Stated goal -> Will you give every entry again exactly as it stands?

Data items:
========================

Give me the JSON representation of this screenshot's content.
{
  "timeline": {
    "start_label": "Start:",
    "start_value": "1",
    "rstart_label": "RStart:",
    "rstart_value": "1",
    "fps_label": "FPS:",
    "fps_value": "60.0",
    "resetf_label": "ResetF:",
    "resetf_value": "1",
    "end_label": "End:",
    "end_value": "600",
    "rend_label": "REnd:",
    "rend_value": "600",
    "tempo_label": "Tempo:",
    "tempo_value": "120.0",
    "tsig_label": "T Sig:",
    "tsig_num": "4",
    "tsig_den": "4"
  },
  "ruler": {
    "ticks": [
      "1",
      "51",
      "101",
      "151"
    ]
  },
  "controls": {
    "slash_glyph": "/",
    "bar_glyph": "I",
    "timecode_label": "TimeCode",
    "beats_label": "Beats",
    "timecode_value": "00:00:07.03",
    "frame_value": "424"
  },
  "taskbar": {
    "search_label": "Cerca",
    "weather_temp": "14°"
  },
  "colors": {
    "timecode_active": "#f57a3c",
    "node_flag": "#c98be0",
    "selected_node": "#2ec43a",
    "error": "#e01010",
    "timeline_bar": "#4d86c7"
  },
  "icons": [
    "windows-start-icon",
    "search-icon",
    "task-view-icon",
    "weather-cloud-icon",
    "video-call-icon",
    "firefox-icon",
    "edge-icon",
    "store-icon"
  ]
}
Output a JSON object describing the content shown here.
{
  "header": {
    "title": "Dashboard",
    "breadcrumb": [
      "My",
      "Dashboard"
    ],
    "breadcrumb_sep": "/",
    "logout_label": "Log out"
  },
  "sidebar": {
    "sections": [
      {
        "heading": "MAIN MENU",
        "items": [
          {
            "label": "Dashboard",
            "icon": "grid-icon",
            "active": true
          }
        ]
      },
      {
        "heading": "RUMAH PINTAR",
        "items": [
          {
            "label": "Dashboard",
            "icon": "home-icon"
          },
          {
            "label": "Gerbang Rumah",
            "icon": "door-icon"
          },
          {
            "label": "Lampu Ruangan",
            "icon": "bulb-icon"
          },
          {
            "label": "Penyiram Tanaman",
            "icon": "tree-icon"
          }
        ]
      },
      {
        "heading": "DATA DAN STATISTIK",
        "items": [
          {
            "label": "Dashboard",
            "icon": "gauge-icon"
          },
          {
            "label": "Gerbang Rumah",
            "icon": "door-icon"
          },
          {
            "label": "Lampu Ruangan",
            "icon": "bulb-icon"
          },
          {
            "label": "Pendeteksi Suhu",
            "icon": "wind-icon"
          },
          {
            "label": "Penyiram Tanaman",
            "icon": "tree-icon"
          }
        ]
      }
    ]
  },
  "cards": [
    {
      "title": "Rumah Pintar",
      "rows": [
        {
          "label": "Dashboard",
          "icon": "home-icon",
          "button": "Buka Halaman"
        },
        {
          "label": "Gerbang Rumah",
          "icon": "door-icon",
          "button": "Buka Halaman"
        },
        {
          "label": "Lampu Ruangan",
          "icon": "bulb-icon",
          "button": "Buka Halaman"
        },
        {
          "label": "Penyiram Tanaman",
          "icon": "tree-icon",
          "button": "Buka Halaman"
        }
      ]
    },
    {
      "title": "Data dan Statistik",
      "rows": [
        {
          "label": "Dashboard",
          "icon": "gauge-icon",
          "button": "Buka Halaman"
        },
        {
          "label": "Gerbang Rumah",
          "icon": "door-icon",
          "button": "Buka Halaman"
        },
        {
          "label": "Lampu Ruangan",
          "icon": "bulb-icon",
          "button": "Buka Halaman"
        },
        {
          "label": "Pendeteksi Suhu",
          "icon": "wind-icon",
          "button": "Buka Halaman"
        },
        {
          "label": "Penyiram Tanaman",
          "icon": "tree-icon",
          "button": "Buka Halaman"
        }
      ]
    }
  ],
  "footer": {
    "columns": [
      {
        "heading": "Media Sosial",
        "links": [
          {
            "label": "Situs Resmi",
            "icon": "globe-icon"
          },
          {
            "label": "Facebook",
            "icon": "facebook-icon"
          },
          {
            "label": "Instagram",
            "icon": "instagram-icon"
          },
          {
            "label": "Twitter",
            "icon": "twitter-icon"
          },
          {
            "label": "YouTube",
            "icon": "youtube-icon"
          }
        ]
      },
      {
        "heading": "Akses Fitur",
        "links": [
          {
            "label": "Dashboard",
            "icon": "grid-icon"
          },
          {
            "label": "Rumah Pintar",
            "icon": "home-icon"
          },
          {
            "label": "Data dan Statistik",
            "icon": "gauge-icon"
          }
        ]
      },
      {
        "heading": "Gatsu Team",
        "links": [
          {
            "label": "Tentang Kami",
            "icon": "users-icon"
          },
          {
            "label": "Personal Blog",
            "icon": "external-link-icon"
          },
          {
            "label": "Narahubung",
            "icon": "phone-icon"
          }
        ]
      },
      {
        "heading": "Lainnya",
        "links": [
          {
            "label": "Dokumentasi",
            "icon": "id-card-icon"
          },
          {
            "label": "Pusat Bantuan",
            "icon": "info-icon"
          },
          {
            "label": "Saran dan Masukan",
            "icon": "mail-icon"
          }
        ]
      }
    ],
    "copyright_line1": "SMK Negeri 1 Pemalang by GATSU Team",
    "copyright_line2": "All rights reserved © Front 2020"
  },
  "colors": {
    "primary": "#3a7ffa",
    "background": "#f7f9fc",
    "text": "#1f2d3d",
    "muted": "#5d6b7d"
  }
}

========================

Full output ->
Give me the JSON representation of this screenshot's content.
{
  "timeline": {
    "start_label": "Start:",
    "start_value": "1",
    "rstart_label": "RStart:",
    "rstart_value": "1",
    "fps_label": "FPS:",
    "fps_value": "60.0",
    "resetf_label": "ResetF:",
    "resetf_value": "1",
    "end_label": "End:",
    "end_value": "600",
    "rend_label": "REnd:",
    "rend_value": "600",
    "tempo_label": "Tempo:",
    "tempo_value": "120.0",
    "tsig_label": "T Sig:",
    "tsig_num": "4",
    "tsig_den": "4"
  },
  "ruler": {
    "ticks": [
      "1",
      "51",
      "101",
      "151"
    ]
  },
  "controls": {
    "slash_glyph": "/",
    "bar_glyph": "I",
    "timecode_label": "TimeCode",
    "beats_label": "Beats",
    "timecode_value": "00:00:07.03",
    "frame_value": "424"
  },
  "taskbar": {
    "search_label": "Cerca",
    "weather_temp": "14°"
  },
  "colors": {
    "timecode_active": "#f57a3c",
    "node_flag": "#c98be0",
    "selected_node": "#2ec43a",
    "error": "#e01010",
    "timeline_bar": "#4d86c7"
  },
  "icons": [
    "windows-start-icon",
    "search-icon",
    "task-view-icon",
    "weather-cloud-icon",
    "video-call-icon",
    "firefox-icon",
    "edge-icon",
    "store-icon"
  ]
}
Output a JSON object describing the content shown here.
{
  "header": {
    "title": "Dashboard",
    "breadcrumb": [
      "My",
      "Dashboard"
    ],
    "breadcrumb_sep": "/",
    "logout_label": "Log out"
  },
  "sidebar": {
    "sections": [
      {
        "heading": "MAIN MENU",
        "items": [
          {
            "label": "Dashboard",
            "icon": "grid-icon",
            "active": true
          }
        ]
      },
      {
        "heading": "RUMAH PINTAR",
        "items": [
          {
            "label": "Dashboard",
            "icon": "home-icon"
          },
          {
            "label": "Gerbang Rumah",
            "icon": "door-icon"
          },
          {
            "label": "Lampu Ruangan",
            "icon": "bulb-icon"
          },
          {
            "label": "Penyiram Tanaman",
            "icon": "tree-icon"
          }
        ]
      },
      {
        "heading": "DATA DAN STATISTIK",
        "items": [
          {
            "label": "Dashboard",
            "icon": "gauge-icon"
          },
          {
            "label": "Gerbang Rumah",
            "icon": "door-icon"
          },
          {
            "label": "Lampu Ruangan",
            "icon": "bulb-icon"
          },
          {
            "label": "Pendeteksi Suhu",
            "icon": "wind-icon"
          },
          {
            "label": "Penyiram Tanaman",
            "icon": "tree-icon"
          }
        ]
      }
    ]
  },
  "cards": [
    {
      "title": "Rumah Pintar",
      "rows": [
        {
          "label": "Dashboard",
          "icon": "home-icon",
          "button": "Buka Halaman"
        },
        {
          "label": "Gerbang Rumah",
          "icon": "door-icon",
          "button": "Buka Halaman"
        },
        {
          "label": "Lampu Ruangan",
          "icon": "bulb-icon",
          "button": "Buka Halaman"
        },
        {
          "label": "Penyiram Tanaman",
          "icon": "tree-icon",
          "button": "Buka Halaman"
        }
      ]
    },
    {
      "title": "Data dan Statistik",
      "rows": [
        {
          "label": "Dashboard",
          "icon": "gauge-icon",
          "button": "Buka Halaman"
        },
        {
          "label": "Gerbang Rumah",
          "icon": "door-icon",
          "button": "Buka Halaman"
        },
        {
          "label": "Lampu Ruangan",
          "icon": "bulb-icon",
          "button": "Buka Halaman"
        },
        {
          "label": "Pendeteksi Suhu",
          "icon": "wind-icon",
          "button": "Buka Halaman"
        },
        {
          "label": "Penyiram Tanaman",
          "icon": "tree-icon",
          "button": "Buka Halaman"
        }
      ]
    }
  ],
  "footer": {
    "columns": [
      {
        "heading": "Media Sosial",
        "links": [
          {
            "label": "Situs Resmi",
            "icon": "globe-icon"
          },
          {
            "label": "Facebook",
            "icon": "facebook-icon"
          },
          {
            "label": "Instagram",
            "icon": "instagram-icon"
          },
          {
            "label": "Twitter",
            "icon": "twitter-icon"
          },
          {
            "label": "YouTube",
            "icon": "youtube-icon"
          }
        ]
      },
      {
        "heading": "Akses Fitur",
        "links": [
          {
            "label": "Dashboard",
            "icon": "grid-icon"
          },
          {
            "label": "Rumah Pintar",
            "icon": "home-icon"
          },
          {
            "label": "Data dan Statistik",
            "icon": "gauge-icon"
          }
        ]
      },
      {
        "heading": "Gatsu Team",
        "links": [
          {
            "label": "Tentang Kami",
            "icon": "users-icon"
          },
          {
            "label": "Personal Blog",
            "icon": "external-link-icon"
          },
          {
            "label": "Narahubung",
            "icon": "phone-icon"
          }
        ]
      },
      {
        "heading": "Lainnya",
        "links": [
          {
            "label": "Dokumentasi",
            "icon": "id-card-icon"
          },
          {
            "label": "Pusat Bantuan",
            "icon": "info-icon"
          },
          {
            "label": "Saran dan Masukan",
            "icon": "mail-icon"
          }
        ]
      }
    ],
    "copyright_line1": "SMK Negeri 1 Pemalang by GATSU Team",
    "copyright_line2": "All rights reserved © Front 2020"
  },
  "colors": {
    "primary": "#3a7ffa",
    "background": "#f7f9fc",
    "text": "#1f2d3d",
    "muted": "#5d6b7d"
  }
}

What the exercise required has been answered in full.